Restate the entries below word for word, omitting nothing.

Dataset excerpts:

◆ ◆ ◆ ◆ ◆

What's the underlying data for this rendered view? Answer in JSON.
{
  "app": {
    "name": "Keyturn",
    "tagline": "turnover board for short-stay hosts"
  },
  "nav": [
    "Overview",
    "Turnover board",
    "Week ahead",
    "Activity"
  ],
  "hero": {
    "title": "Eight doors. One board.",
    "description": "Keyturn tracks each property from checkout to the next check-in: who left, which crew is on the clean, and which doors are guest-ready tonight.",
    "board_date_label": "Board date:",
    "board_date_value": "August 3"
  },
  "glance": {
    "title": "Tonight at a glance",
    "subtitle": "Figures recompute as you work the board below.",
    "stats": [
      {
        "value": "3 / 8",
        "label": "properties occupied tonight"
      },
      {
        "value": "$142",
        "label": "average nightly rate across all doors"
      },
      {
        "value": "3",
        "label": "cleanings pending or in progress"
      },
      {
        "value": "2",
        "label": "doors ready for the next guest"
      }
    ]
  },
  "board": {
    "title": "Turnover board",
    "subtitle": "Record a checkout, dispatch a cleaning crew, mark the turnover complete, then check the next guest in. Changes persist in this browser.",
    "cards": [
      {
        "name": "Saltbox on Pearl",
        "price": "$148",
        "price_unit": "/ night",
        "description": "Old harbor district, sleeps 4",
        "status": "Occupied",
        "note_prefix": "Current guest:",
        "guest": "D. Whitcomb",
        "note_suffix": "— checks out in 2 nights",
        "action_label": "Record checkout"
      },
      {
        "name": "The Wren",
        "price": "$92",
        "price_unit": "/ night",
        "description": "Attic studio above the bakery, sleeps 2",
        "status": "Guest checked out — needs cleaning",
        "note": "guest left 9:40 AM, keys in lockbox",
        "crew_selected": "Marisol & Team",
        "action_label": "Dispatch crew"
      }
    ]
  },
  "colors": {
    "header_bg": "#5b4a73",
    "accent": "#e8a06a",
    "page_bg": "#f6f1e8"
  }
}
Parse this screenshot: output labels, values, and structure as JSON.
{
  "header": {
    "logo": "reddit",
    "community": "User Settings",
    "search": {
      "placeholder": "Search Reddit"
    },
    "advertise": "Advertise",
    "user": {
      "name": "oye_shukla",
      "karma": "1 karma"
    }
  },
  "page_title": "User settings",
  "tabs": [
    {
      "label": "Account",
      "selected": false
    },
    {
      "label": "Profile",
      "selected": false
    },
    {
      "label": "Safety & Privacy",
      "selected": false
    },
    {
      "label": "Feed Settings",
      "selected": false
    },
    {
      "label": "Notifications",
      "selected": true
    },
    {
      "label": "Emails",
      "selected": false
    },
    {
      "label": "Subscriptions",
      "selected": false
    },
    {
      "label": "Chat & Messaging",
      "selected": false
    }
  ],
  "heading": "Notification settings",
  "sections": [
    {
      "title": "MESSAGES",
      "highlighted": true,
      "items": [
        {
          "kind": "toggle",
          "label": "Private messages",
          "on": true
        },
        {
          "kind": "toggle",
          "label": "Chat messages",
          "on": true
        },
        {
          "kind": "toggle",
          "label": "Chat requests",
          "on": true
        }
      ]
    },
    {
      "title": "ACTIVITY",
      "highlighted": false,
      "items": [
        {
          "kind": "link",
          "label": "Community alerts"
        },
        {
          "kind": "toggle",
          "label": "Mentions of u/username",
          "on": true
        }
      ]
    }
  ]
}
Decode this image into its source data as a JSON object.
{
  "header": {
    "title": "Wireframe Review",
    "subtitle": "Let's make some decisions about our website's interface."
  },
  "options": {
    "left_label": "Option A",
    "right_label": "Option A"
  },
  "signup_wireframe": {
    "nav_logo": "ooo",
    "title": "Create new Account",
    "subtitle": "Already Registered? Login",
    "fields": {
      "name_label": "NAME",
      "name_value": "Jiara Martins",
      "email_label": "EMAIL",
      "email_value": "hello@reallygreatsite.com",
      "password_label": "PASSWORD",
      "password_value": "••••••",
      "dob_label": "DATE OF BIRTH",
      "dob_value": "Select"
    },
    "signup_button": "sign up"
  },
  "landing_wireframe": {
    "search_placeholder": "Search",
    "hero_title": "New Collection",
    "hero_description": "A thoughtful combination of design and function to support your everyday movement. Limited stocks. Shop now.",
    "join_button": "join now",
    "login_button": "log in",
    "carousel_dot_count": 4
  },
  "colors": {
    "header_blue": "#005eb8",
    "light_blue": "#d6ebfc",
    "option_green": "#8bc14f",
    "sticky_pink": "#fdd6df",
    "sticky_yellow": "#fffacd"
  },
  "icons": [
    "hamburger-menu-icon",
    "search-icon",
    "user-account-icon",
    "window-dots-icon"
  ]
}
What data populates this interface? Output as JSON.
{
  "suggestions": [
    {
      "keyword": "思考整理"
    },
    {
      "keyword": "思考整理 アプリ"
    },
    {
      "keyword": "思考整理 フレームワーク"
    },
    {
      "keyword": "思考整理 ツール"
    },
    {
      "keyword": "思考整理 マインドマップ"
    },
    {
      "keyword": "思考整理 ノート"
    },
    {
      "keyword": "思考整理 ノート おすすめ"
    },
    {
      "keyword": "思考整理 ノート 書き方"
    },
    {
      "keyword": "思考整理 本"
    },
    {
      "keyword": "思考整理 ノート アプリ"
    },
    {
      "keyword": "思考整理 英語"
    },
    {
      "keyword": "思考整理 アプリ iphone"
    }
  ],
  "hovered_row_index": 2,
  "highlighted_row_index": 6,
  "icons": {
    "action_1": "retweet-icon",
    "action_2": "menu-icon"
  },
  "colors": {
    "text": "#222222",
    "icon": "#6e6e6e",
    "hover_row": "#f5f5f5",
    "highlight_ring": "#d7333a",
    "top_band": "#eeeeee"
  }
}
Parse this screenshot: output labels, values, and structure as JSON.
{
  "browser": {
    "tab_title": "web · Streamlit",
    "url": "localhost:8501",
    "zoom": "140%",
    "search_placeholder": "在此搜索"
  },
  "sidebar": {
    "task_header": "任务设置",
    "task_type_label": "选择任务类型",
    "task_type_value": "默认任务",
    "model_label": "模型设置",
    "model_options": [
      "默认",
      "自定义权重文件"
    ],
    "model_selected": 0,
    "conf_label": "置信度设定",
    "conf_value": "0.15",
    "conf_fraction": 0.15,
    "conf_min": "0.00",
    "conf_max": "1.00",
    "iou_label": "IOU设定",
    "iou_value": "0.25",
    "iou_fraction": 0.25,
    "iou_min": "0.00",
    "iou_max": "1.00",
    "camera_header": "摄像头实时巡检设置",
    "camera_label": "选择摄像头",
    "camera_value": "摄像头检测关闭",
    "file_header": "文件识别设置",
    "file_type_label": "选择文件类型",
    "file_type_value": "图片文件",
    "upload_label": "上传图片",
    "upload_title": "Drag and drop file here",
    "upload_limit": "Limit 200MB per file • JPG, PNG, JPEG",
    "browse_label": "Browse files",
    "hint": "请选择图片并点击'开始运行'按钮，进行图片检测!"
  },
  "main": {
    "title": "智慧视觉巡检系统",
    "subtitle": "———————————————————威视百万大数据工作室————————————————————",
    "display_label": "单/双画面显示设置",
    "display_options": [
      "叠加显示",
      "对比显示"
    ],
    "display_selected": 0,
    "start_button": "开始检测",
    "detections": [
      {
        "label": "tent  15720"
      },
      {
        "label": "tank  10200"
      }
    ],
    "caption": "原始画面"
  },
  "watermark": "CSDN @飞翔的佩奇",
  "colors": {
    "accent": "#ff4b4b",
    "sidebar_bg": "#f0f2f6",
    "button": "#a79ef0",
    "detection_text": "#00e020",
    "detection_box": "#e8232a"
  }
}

◆ ◆ ◆ ◆ ◆

Exercise result:
What's the underlying data for this rendered view? Answer in JSON.
{
  "app": {
    "name": "Keyturn",
    "tagline": "turnover board for short-stay hosts"
  },
  "nav": [
    "Overview",
    "Turnover board",
    "Week ahead",
    "Activity"
  ],
  "hero": {
    "title": "Eight doors. One board.",
    "description": "Keyturn tracks each property from checkout to the next check-in: who left, which crew is on the clean, and which doors are guest-ready tonight.",
    "board_date_label": "Board date:",
    "board_date_value": "August 3"
  },
  "glance": {
    "title": "Tonight at a glance",
    "subtitle": "Figures recompute as you work the board below.",
    "stats": [
      {
        "value": "3 / 8",
        "label": "properties occupied tonight"
      },
      {
        "value": "$142",
        "label": "average nightly rate across all doors"
      },
      {
        "value": "3",
        "label": "cleanings pending or in progress"
      },
      {
        "value": "2",
        "label": "doors ready for the next guest"
      }
    ]
  },
  "board": {
    "title": "Turnover board",
    "subtitle": "Record a checkout, dispatch a cleaning crew, mark the turnover complete, then check the next guest in. Changes persist in this browser.",
    "cards": [
      {
        "name": "Saltbox on Pearl",
        "price": "$148",
        "price_unit": "/ night",
        "description": "Old harbor district, sleeps 4",
        "status": "Occupied",
        "note_prefix": "Current guest:",
        "guest": "D. Whitcomb",
        "note_suffix": "— checks out in 2 nights",
        "action_label": "Record checkout"
      },
      {
        "name": "The Wren",
        "price": "$92",
        "price_unit": "/ night",
        "description": "Attic studio above the bakery, sleeps 2",
        "status": "Guest checked out — needs cleaning",
        "note": "guest left 9:40 AM, keys in lockbox",
        "crew_selected": "Marisol & Team",
        "action_label": "Dispatch crew"
      }
    ]
  },
  "colors": {
    "header_bg": "#5b4a73",
    "accent": "#e8a06a",
    "page_bg": "#f6f1e8"
  }
}
Parse this screenshot: output labels, values, and structure as JSON.
{
  "header": {
    "logo": "reddit",
    "community": "User Settings",
    "search": {
      "placeholder": "Search Reddit"
    },
    "advertise": "Advertise",
    "user": {
      "name": "oye_shukla",
      "karma": "1 karma"
    }
  },
  "page_title": "User settings",
  "tabs": [
    {
      "label": "Account",
      "selected": false
    },
    {
      "label": "Profile",
      "selected": false
    },
    {
      "label": "Safety & Privacy",
      "selected": false
    },
    {
      "label": "Feed Settings",
      "selected": false
    },
    {
      "label": "Notifications",
      "selected": true
    },
    {
      "label": "Emails",
      "selected": false
    },
    {
      "label": "Subscriptions",
      "selected": false
    },
    {
      "label": "Chat & Messaging",
      "selected": false
    }
  ],
  "heading": "Notification settings",
  "sections": [
    {
      "title": "MESSAGES",
      "highlighted": true,
      "items": [
        {
          "kind": "toggle",
          "label": "Private messages",
          "on": true
        },
        {
          "kind": "toggle",
          "label": "Chat messages",
          "on": true
        },
        {
          "kind": "toggle",
          "label": "Chat requests",
          "on": true
        }
      ]
    },
    {
      "title": "ACTIVITY",
      "highlighted": false,
      "items": [
        {
          "kind": "link",
          "label": "Community alerts"
        },
        {
          "kind": "toggle",
          "label": "Mentions of u/username",
          "on": true
        }
      ]
    }
  ]
}
Decode this image into its source data as a JSON object.
{
  "header": {
    "title": "Wireframe Review",
    "subtitle": "Let's make some decisions about our website's interface."
  },
  "options": {
    "left_label": "Option A",
    "right_label": "Option A"
  },
  "signup_wireframe": {
    "nav_logo": "ooo",
    "title": "Create new Account",
    "subtitle": "Already Registered? Login",
    "fields": {
      "name_label": "NAME",
      "name_value": "Jiara Martins",
      "email_label": "EMAIL",
      "email_value": "hello@reallygreatsite.com",
      "password_label": "PASSWORD",
      "password_value": "••••••",
      "dob_label": "DATE OF BIRTH",
      "dob_value": "Select"
    },
    "signup_button": "sign up"
  },
  "landing_wireframe": {
    "search_placeholder": "Search",
    "hero_title": "New Collection",
    "hero_description": "A thoughtful combination of design and function to support your everyday movement. Limited stocks. Shop now.",
    "join_button": "join now",
    "login_button": "log in",
    "carousel_dot_count": 4
  },
  "colors": {
    "header_blue": "#005eb8",
    "light_blue": "#d6ebfc",
    "option_green": "#8bc14f",
    "sticky_pink": "#fdd6df",
    "sticky_yellow": "#fffacd"
  },
  "icons": [
    "hamburger-menu-icon",
    "search-icon",
    "user-account-icon",
    "window-dots-icon"
  ]
}
What data populates this interface? Output as JSON.
{
  "suggestions": [
    {
      "keyword": "思考整理"
    },
    {
      "keyword": "思考整理 アプリ"
    },
    {
      "keyword": "思考整理 フレームワーク"
    },
    {
      "keyword": "思考整理 ツール"
    },
    {
      "keyword": "思考整理 マインドマップ"
    },
    {
      "keyword": "思考整理 ノート"
    },
    {
      "keyword": "思考整理 ノート おすすめ"
    },
    {
      "keyword": "思考整理 ノート 書き方"
    },
    {
      "keyword": "思考整理 本"
    },
    {
      "keyword": "思考整理 ノート アプリ"
    },
    {
      "keyword": "思考整理 英語"
    },
    {
      "keyword": "思考整理 アプリ iphone"
    }
  ],
  "hovered_row_index": 2,
  "highlighted_row_index": 6,
  "icons": {
    "action_1": "retweet-icon",
    "action_2": "menu-icon"
  },
  "colors": {
    "text": "#222222",
    "icon": "#6e6e6e",
    "hover_row": "#f5f5f5",
    "highlight_ring": "#d7333a",
    "top_band": "#eeeeee"
  }
}
Parse this screenshot: output labels, values, and structure as JSON.
{
  "browser": {
    "tab_title": "web · Streamlit",
    "url": "localhost:8501",
    "zoom": "140%",
    "search_placeholder": "在此搜索"
  },
  "sidebar": {
    "task_header": "任务设置",
    "task_type_label": "选择任务类型",
    "task_type_value": "默认任务",
    "model_label": "模型设置",
    "model_options": [
      "默认",
      "自定义权重文件"
    ],
    "model_selected": 0,
    "conf_label": "置信度设定",
    "conf_value": "0.15",
    "conf_fraction": 0.15,
    "conf_min": "0.00",
    "conf_max": "1.00",
    "iou_label": "IOU设定",
    "iou_value": "0.25",
    "iou_fraction": 0.25,
    "iou_min": "0.00",
    "iou_max": "1.00",
    "camera_header": "摄像头实时巡检设置",
    "camera_label": "选择摄像头",
    "camera_value": "摄像头检测关闭",
    "file_header": "文件识别设置",
    "file_type_label": "选择文件类型",
    "file_type_value": "图片文件",
    "upload_label": "上传图片",
    "upload_title": "Drag and drop file here",
    "upload_limit": "Limit 200MB per file • JPG, PNG, JPEG",
    "browse_label": "Browse files",
    "hint": "请选择图片并点击'开始运行'按钮，进行图片检测!"
  },
  "main": {
    "title": "智慧视觉巡检系统",
    "subtitle": "———————————————————威视百万大数据工作室————————————————————",
    "display_label": "单/双画面显示设置",
    "display_options": [
      "叠加显示",
      "对比显示"
    ],
    "display_selected": 0,
    "start_button": "开始检测",
    "detections": [
      {
        "label": "tent  15720"
      },
      {
        "label": "tank  10200"
      }
    ],
    "caption": "原始画面"
  },
  "watermark": "CSDN @飞翔的佩奇",
  "colors": {
    "accent": "#ff4b4b",
    "sidebar_bg": "#f0f2f6",
    "button": "#a79ef0",
    "detection_text": "#00e020",
    "detection_box": "#e8232a"
  }
}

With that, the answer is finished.